- **Items from a figure collection**:
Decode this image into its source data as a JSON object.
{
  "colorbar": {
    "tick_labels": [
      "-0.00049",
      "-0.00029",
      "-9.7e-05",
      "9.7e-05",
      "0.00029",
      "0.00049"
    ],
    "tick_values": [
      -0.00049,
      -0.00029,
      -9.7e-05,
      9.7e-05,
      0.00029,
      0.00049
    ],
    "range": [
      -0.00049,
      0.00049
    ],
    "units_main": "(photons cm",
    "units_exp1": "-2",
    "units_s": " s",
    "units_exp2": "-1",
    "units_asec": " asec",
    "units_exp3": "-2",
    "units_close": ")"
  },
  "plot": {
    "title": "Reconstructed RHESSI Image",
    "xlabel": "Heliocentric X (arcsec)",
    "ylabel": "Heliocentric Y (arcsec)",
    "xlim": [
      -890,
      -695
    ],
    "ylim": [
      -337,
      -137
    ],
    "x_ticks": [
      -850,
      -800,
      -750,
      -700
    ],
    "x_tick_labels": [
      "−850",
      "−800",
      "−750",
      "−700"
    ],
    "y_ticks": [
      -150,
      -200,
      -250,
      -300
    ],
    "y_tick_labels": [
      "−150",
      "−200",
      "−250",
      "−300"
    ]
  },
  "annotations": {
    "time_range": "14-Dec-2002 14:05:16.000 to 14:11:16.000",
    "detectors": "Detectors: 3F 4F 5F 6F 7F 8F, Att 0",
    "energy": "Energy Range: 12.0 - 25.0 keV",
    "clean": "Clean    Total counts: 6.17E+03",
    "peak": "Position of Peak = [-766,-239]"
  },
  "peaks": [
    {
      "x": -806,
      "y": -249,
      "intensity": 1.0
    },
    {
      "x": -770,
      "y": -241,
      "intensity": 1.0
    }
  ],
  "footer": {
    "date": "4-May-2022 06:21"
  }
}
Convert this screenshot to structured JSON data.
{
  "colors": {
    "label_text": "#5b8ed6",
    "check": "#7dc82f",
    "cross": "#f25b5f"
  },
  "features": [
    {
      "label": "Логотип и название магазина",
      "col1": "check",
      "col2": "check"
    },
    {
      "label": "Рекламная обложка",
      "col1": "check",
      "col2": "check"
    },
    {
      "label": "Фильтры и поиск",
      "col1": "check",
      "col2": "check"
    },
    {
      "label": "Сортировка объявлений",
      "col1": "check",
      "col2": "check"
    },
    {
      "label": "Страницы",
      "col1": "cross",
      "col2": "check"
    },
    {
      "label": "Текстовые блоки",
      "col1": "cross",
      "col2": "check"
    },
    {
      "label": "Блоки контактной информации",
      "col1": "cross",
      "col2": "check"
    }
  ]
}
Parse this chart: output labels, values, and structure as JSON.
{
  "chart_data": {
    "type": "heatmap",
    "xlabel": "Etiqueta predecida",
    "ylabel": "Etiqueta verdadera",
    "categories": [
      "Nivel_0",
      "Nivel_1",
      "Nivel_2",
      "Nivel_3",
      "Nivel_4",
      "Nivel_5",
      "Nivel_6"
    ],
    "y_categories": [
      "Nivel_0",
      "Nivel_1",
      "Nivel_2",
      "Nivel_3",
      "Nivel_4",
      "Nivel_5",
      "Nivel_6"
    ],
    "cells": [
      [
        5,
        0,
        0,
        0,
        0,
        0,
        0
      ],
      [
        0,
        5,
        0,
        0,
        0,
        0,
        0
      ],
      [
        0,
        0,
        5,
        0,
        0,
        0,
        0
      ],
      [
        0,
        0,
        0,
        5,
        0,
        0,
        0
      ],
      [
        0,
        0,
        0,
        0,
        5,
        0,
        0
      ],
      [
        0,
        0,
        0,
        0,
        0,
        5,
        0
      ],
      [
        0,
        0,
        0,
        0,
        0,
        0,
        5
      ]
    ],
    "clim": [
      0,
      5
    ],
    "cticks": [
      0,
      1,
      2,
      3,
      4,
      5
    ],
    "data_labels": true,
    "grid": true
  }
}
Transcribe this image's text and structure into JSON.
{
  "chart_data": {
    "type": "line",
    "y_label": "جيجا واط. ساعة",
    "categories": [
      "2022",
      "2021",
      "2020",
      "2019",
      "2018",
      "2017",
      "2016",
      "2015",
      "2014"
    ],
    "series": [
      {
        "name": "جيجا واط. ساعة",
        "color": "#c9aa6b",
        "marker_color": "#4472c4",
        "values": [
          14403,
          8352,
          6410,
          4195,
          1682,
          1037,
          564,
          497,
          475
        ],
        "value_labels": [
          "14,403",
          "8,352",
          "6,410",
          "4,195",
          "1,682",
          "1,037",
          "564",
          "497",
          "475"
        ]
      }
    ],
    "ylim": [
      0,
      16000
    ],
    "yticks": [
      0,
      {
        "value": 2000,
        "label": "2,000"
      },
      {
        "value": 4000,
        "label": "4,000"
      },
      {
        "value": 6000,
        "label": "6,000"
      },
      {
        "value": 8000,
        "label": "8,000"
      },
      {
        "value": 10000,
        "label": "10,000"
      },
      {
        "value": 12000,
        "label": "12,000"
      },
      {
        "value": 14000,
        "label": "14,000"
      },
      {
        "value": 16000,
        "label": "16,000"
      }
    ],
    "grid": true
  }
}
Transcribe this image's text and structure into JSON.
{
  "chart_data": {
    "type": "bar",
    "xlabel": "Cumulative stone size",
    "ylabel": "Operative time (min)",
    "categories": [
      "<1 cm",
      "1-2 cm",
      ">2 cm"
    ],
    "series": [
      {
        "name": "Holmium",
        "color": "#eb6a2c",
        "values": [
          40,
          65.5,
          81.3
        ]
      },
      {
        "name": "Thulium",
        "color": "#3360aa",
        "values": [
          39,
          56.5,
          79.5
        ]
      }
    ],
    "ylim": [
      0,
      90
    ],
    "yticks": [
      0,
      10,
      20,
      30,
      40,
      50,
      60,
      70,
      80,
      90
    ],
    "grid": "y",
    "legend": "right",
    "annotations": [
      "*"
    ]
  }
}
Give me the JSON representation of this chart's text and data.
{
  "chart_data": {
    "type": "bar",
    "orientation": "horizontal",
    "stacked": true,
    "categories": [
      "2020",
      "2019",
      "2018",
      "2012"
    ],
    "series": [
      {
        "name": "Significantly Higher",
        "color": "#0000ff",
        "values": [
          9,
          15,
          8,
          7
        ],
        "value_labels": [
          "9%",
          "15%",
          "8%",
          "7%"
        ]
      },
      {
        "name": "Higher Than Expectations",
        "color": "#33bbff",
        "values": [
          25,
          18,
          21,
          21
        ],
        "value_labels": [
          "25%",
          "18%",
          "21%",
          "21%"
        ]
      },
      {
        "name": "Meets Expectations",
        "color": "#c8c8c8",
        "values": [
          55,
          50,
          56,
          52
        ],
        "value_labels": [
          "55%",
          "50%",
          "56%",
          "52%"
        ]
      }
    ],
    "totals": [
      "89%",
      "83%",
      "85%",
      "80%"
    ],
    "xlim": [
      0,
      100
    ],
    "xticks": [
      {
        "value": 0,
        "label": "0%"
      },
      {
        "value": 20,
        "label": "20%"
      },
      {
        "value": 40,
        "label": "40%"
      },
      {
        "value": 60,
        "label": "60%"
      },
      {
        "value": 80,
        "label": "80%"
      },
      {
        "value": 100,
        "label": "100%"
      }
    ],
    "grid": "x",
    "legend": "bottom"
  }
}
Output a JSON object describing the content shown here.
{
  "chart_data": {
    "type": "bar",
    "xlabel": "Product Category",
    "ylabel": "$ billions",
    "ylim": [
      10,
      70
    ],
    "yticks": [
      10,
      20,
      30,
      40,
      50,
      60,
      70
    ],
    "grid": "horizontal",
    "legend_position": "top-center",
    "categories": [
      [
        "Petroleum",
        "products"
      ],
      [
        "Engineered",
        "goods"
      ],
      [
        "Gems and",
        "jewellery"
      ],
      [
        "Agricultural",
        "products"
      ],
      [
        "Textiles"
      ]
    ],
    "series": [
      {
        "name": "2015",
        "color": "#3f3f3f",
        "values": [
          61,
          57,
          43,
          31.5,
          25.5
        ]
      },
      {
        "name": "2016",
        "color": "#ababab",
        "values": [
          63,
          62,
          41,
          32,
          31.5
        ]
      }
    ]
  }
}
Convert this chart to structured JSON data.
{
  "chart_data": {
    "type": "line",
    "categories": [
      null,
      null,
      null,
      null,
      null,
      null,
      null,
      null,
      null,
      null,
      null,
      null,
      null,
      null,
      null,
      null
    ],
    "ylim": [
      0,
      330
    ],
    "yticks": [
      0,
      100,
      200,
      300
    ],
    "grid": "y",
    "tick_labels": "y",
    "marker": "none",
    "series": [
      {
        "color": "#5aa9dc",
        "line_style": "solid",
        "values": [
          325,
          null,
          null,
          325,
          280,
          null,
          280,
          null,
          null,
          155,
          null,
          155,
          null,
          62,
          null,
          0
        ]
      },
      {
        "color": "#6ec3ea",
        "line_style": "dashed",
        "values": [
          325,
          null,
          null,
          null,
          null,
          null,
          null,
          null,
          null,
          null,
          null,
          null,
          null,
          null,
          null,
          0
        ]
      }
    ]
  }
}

- **Problem requirements**: Search the entries for the word "Expectations" and gather every line where it appears.

- **Expected answer**:
        "name": "Higher Than Expectations",
        "name": "Meets Expectations",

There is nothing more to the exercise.